Type out the complete listing below word for word, without its pictures.

* start Dataset entries *

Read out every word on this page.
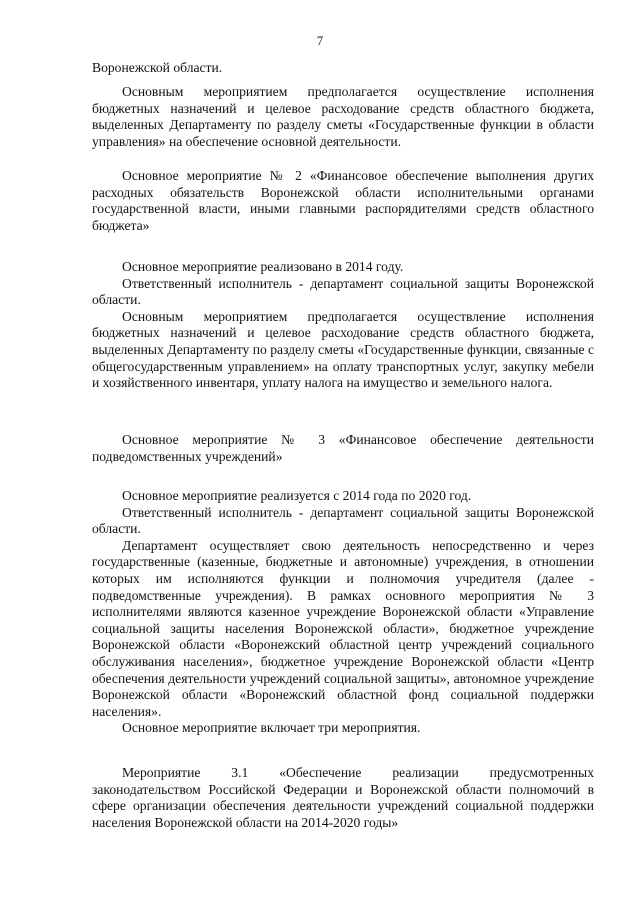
7

Воронежской области.

Основным мероприятием предполагается осуществление исполнения бюджетных назначений и целевое расходование средств областного бюджета, выделенных Департаменту по разделу сметы «Государственные функции в области управления» на обеспечение основной деятельности.

Основное мероприятие № 2 «Финансовое обеспечение выполнения других расходных обязательств Воронежской области исполнительными органами государственной власти, иными главными распорядителями средств областного бюджета»

Основное мероприятие реализовано в 2014 году.

Ответственный исполнитель - департамент социальной защиты Воронежской области.

Основным мероприятием предполагается осуществление исполнения бюджетных назначений и целевое расходование средств областного бюджета, выделенных Департаменту по разделу сметы «Государственные функции, связанные с общегосударственным управлением» на оплату транспортных услуг, закупку мебели и хозяйственного инвентаря, уплату налога на имущество и земельного налога.

Основное мероприятие № 3 «Финансовое обеспечение деятельности подведомственных учреждений»

Основное мероприятие реализуется с 2014 года по 2020 год.

Ответственный исполнитель - департамент социальной защиты Воронежской области.

Департамент осуществляет свою деятельность непосредственно и через государственные (казенные, бюджетные и автономные) учреждения, в отношении которых им исполняются функции и полномочия учредителя (далее - подведомственные учреждения). В рамках основного мероприятия № 3 исполнителями являются казенное учреждение Воронежской области «Управление социальной защиты населения Воронежской области», бюджетное учреждение Воронежской области «Воронежский областной центр учреждений социального обслуживания населения», бюджетное учреждение Воронежской области «Центр обеспечения деятельности учреждений социальной защиты», автономное учреждение Воронежской области «Воронежский областной фонд социальной поддержки населения».

Основное мероприятие включает три мероприятия.

Мероприятие 3.1 «Обеспечение реализации предусмотренных законодательством Российской Федерации и Воронежской области полномочий в сфере организации обеспечения деятельности учреждений социальной поддержки населения Воронежской области на 2014-2020 годы»
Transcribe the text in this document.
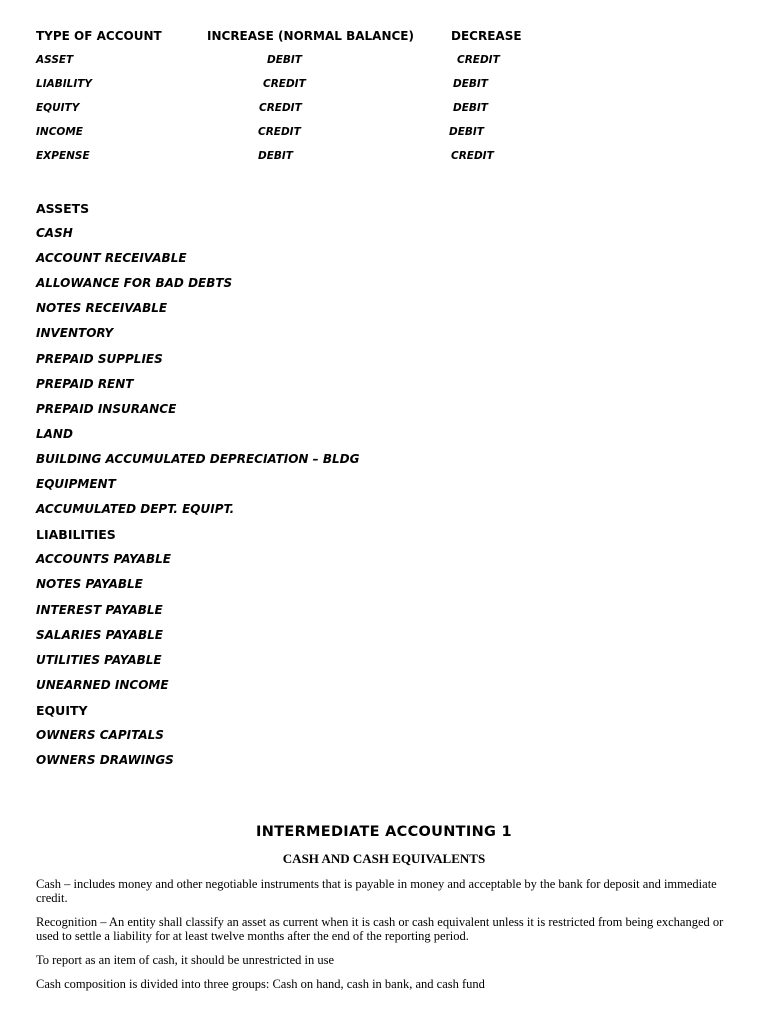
TYPE OF ACCOUNT	INCREASE (NORMAL BALANCE)	DECREASE
ASSET	DEBIT	CREDIT
LIABILITY	CREDIT	DEBIT
EQUITY	CREDIT	DEBIT
INCOME	CREDIT	DEBIT
EXPENSE	DEBIT	CREDIT
ASSETS
CASH
ACCOUNT RECEIVABLE
ALLOWANCE FOR BAD DEBTS
NOTES RECEIVABLE
INVENTORY
PREPAID SUPPLIES
PREPAID RENT
PREPAID INSURANCE
LAND
BUILDING ACCUMULATED DEPRECIATION – BLDG
EQUIPMENT
ACCUMULATED DEPT. EQUIPT.
LIABILITIES
ACCOUNTS PAYABLE
NOTES PAYABLE
INTEREST PAYABLE
SALARIES PAYABLE
UTILITIES PAYABLE
UNEARNED INCOME
EQUITY
OWNERS CAPITALS
OWNERS DRAWINGS
INTERMEDIATE ACCOUNTING 1
CASH AND CASH EQUIVALENTS
Cash – includes money and other negotiable instruments that is payable in money and acceptable by the bank for deposit and immediate credit.
Recognition – An entity shall classify an asset as current when it is cash or cash equivalent unless it is restricted from being exchanged or used to settle a liability for at least twelve months after the end of the reporting period.
To report as an item of cash, it should be unrestricted in use
Cash composition is divided into three groups: Cash on hand, cash in bank, and cash fund
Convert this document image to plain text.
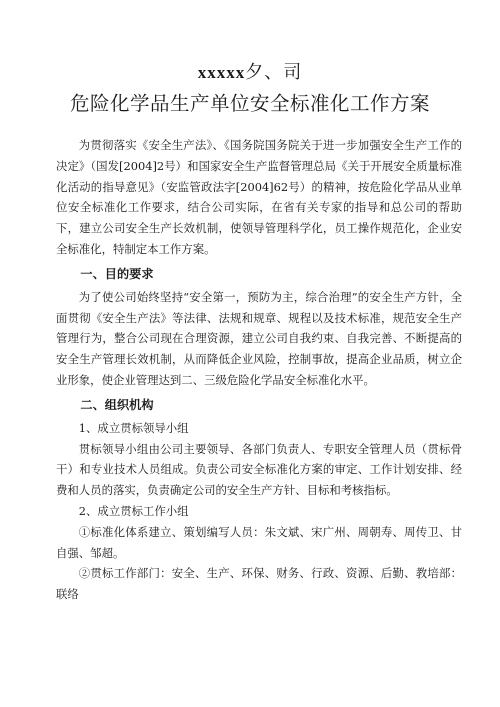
xxxxx夕、司
危险化学品生产单位安全标准化工作方案

为贯彻落实《安全生产法》、《国务院国务院关于进一步加强安全生产工作的决定》（国发[2004]2号）和国家安全生产监督管理总局《关于开展安全质量标准化活动的指导意见》（安监管政法字[2004]62号）的精神，按危险化学品从业单位安全标准化工作要求，结合公司实际，在省有关专家的指导和总公司的帮助下，建立公司安全生产长效机制，使领导管理科学化，员工操作规范化，企业安全标准化，特制定本工作方案。

一、目的要求

为了使公司始终坚持“安全第一，预防为主，综合治理”的安全生产方针，全面贯彻《安全生产法》等法律、法规和规章、规程以及技术标准，规范安全生产管理行为，整合公司现在合理资源，建立公司自我约束、自我完善、不断提高的安全生产管理长效机制，从而降低企业风险，控制事故，提高企业品质，树立企业形象，使企业管理达到二、三级危险化学品安全标准化水平。

二、组织机构

1、成立贯标领导小组

贯标领导小组由公司主要领导、各部门负责人、专职安全管理人员（贯标骨干）和专业技术人员组成。负责公司安全标准化方案的审定、工作计划安排、经费和人员的落实，负责确定公司的安全生产方针、目标和考核指标。

2、成立贯标工作小组

①标准化体系建立、策划编写人员：朱文斌、宋广州、周朝寿、周传卫、甘自强、邹超。

②贯标工作部门：安全、生产、环保、财务、行政、资源、后勤、教培部：联络
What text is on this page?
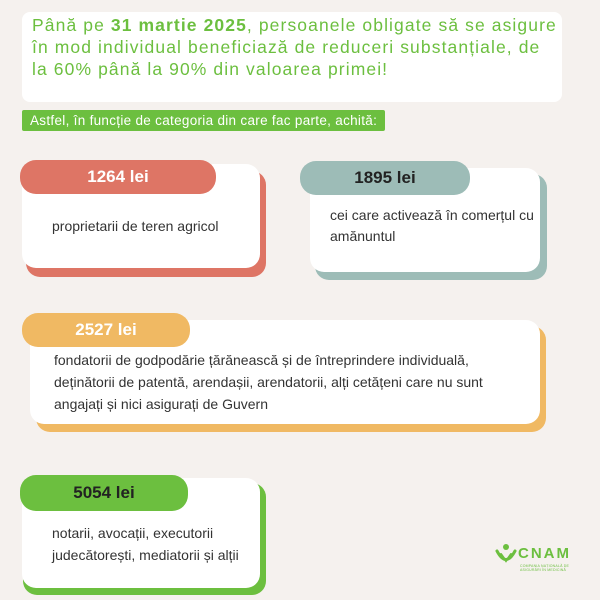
Până pe 31 martie 2025, persoanele obligate să se asigure în mod individual beneficiază de reduceri substanțiale, de la 60% până la 90% din valoarea primei!

Astfel, în funcție de categoria din care fac parte, achită:
proprietarii de teren agricol
1264 lei
cei care activează în comerțul cu amănuntul
1895 lei
fondatorii de godpodărie țărănească și de întreprindere individuală, deținătorii de patentă, arendașii, arendatorii, alți cetățeni care nu sunt angajați și nici asigurați de Guvern
2527 lei
notarii, avocații, executorii judecătorești, mediatorii și alții
5054 lei
CNAM
COMPANIA NAȚIONALĂ DE ASIGURĂRI ÎN MEDICINĂ
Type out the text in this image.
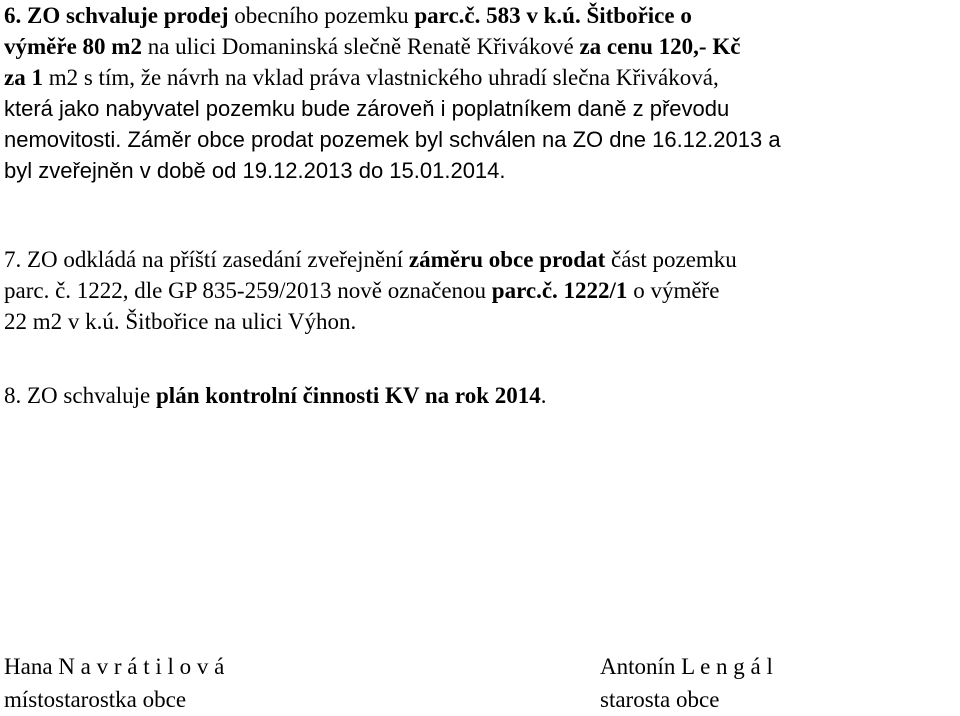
6. ZO schvaluje prodej obecního pozemku parc.č. 583 v k.ú. Šitbořice o
výměře 80 m2 na ulici Domaninská slečně Renatě Křivákové za cenu 120,- Kč
za 1 m2 s tím, že návrh na vklad práva vlastnického uhradí slečna Křiváková,
která jako nabyvatel pozemku bude zároveň i poplatníkem daně z převodu
nemovitosti. Záměr obce prodat pozemek byl schválen na ZO dne 16.12.2013 a
byl zveřejněn v době od 19.12.2013 do 15.01.2014.
7. ZO odkládá na příští zasedání zveřejnění záměru obce prodat část pozemku
parc. č. 1222, dle GP 835-259/2013 nově označenou parc.č. 1222/1 o výměře
22 m2 v k.ú. Šitbořice na ulici Výhon.
8. ZO schvaluje plán kontrolní činnosti KV na rok 2014.
Hana N a v r á t i l o v á
místostarostka obce
Antonín L e n g á l
starosta obce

* end Dataset entries *

■ Response to this task ■
Read out every word on this page.
7

Воронежской области.

Основным мероприятием предполагается осуществление исполнения бюджетных назначений и целевое расходование средств областного бюджета, выделенных Департаменту по разделу сметы «Государственные функции в области управления» на обеспечение основной деятельности.

Основное мероприятие № 2 «Финансовое обеспечение выполнения других расходных обязательств Воронежской области исполнительными органами государственной власти, иными главными распорядителями средств областного бюджета»

Основное мероприятие реализовано в 2014 году.

Ответственный исполнитель - департамент социальной защиты Воронежской области.

Основным мероприятием предполагается осуществление исполнения бюджетных назначений и целевое расходование средств областного бюджета, выделенных Департаменту по разделу сметы «Государственные функции, связанные с общегосударственным управлением» на оплату транспортных услуг, закупку мебели и хозяйственного инвентаря, уплату налога на имущество и земельного налога.

Основное мероприятие № 3 «Финансовое обеспечение деятельности подведомственных учреждений»

Основное мероприятие реализуется с 2014 года по 2020 год.

Ответственный исполнитель - департамент социальной защиты Воронежской области.

Департамент осуществляет свою деятельность непосредственно и через государственные (казенные, бюджетные и автономные) учреждения, в отношении которых им исполняются функции и полномочия учредителя (далее - подведомственные учреждения). В рамках основного мероприятия № 3 исполнителями являются казенное учреждение Воронежской области «Управление социальной защиты населения Воронежской области», бюджетное учреждение Воронежской области «Воронежский областной центр учреждений социального обслуживания населения», бюджетное учреждение Воронежской области «Центр обеспечения деятельности учреждений социальной защиты», автономное учреждение Воронежской области «Воронежский областной фонд социальной поддержки населения».

Основное мероприятие включает три мероприятия.

Мероприятие 3.1 «Обеспечение реализации предусмотренных законодательством Российской Федерации и Воронежской области полномочий в сфере организации обеспечения деятельности учреждений социальной поддержки населения Воронежской области на 2014-2020 годы»
Transcribe the text in this document.
TYPE OF ACCOUNT	INCREASE (NORMAL BALANCE)	DECREASE
ASSET	DEBIT	CREDIT
LIABILITY	CREDIT	DEBIT
EQUITY	CREDIT	DEBIT
INCOME	CREDIT	DEBIT
EXPENSE	DEBIT	CREDIT
ASSETS
CASH
ACCOUNT RECEIVABLE
ALLOWANCE FOR BAD DEBTS
NOTES RECEIVABLE
INVENTORY
PREPAID SUPPLIES
PREPAID RENT
PREPAID INSURANCE
LAND
BUILDING ACCUMULATED DEPRECIATION – BLDG
EQUIPMENT
ACCUMULATED DEPT. EQUIPT.
LIABILITIES
ACCOUNTS PAYABLE
NOTES PAYABLE
INTEREST PAYABLE
SALARIES PAYABLE
UTILITIES PAYABLE
UNEARNED INCOME
EQUITY
OWNERS CAPITALS
OWNERS DRAWINGS
INTERMEDIATE ACCOUNTING 1
CASH AND CASH EQUIVALENTS
Cash – includes money and other negotiable instruments that is payable in money and acceptable by the bank for deposit and immediate credit.
Recognition – An entity shall classify an asset as current when it is cash or cash equivalent unless it is restricted from being exchanged or used to settle a liability for at least twelve months after the end of the reporting period.
To report as an item of cash, it should be unrestricted in use
Cash composition is divided into three groups: Cash on hand, cash in bank, and cash fund
Convert this document image to plain text.
xxxxx夕、司
危险化学品生产单位安全标准化工作方案

为贯彻落实《安全生产法》、《国务院国务院关于进一步加强安全生产工作的决定》（国发[2004]2号）和国家安全生产监督管理总局《关于开展安全质量标准化活动的指导意见》（安监管政法字[2004]62号）的精神，按危险化学品从业单位安全标准化工作要求，结合公司实际，在省有关专家的指导和总公司的帮助下，建立公司安全生产长效机制，使领导管理科学化，员工操作规范化，企业安全标准化，特制定本工作方案。

一、目的要求

为了使公司始终坚持“安全第一，预防为主，综合治理”的安全生产方针，全面贯彻《安全生产法》等法律、法规和规章、规程以及技术标准，规范安全生产管理行为，整合公司现在合理资源，建立公司自我约束、自我完善、不断提高的安全生产管理长效机制，从而降低企业风险，控制事故，提高企业品质，树立企业形象，使企业管理达到二、三级危险化学品安全标准化水平。

二、组织机构

1、成立贯标领导小组

贯标领导小组由公司主要领导、各部门负责人、专职安全管理人员（贯标骨干）和专业技术人员组成。负责公司安全标准化方案的审定、工作计划安排、经费和人员的落实，负责确定公司的安全生产方针、目标和考核指标。

2、成立贯标工作小组

①标准化体系建立、策划编写人员：朱文斌、宋广州、周朝寿、周传卫、甘自强、邹超。

②贯标工作部门：安全、生产、环保、财务、行政、资源、后勤、教培部：联络
What text is on this page?
Până pe 31 martie 2025, persoanele obligate să se asigure în mod individual beneficiază de reduceri substanțiale, de la 60% până la 90% din valoarea primei!

Astfel, în funcție de categoria din care fac parte, achită:
proprietarii de teren agricol
1264 lei
cei care activează în comerțul cu amănuntul
1895 lei
fondatorii de godpodărie țărănească și de întreprindere individuală, deținătorii de patentă, arendașii, arendatorii, alți cetățeni care nu sunt angajați și nici asigurați de Guvern
2527 lei
notarii, avocații, executorii judecătorești, mediatorii și alții
5054 lei
CNAM
COMPANIA NAȚIONALĂ DE ASIGURĂRI ÎN MEDICINĂ
Type out the text in this image.
6. ZO schvaluje prodej obecního pozemku parc.č. 583 v k.ú. Šitbořice o
výměře 80 m2 na ulici Domaninská slečně Renatě Křivákové za cenu 120,- Kč
za 1 m2 s tím, že návrh na vklad práva vlastnického uhradí slečna Křiváková,
která jako nabyvatel pozemku bude zároveň i poplatníkem daně z převodu
nemovitosti. Záměr obce prodat pozemek byl schválen na ZO dne 16.12.2013 a
byl zveřejněn v době od 19.12.2013 do 15.01.2014.
7. ZO odkládá na příští zasedání zveřejnění záměru obce prodat část pozemku
parc. č. 1222, dle GP 835-259/2013 nově označenou parc.č. 1222/1 o výměře
22 m2 v k.ú. Šitbořice na ulici Výhon.
8. ZO schvaluje plán kontrolní činnosti KV na rok 2014.
Hana N a v r á t i l o v á
místostarostka obce
Antonín L e n g á l
starosta obce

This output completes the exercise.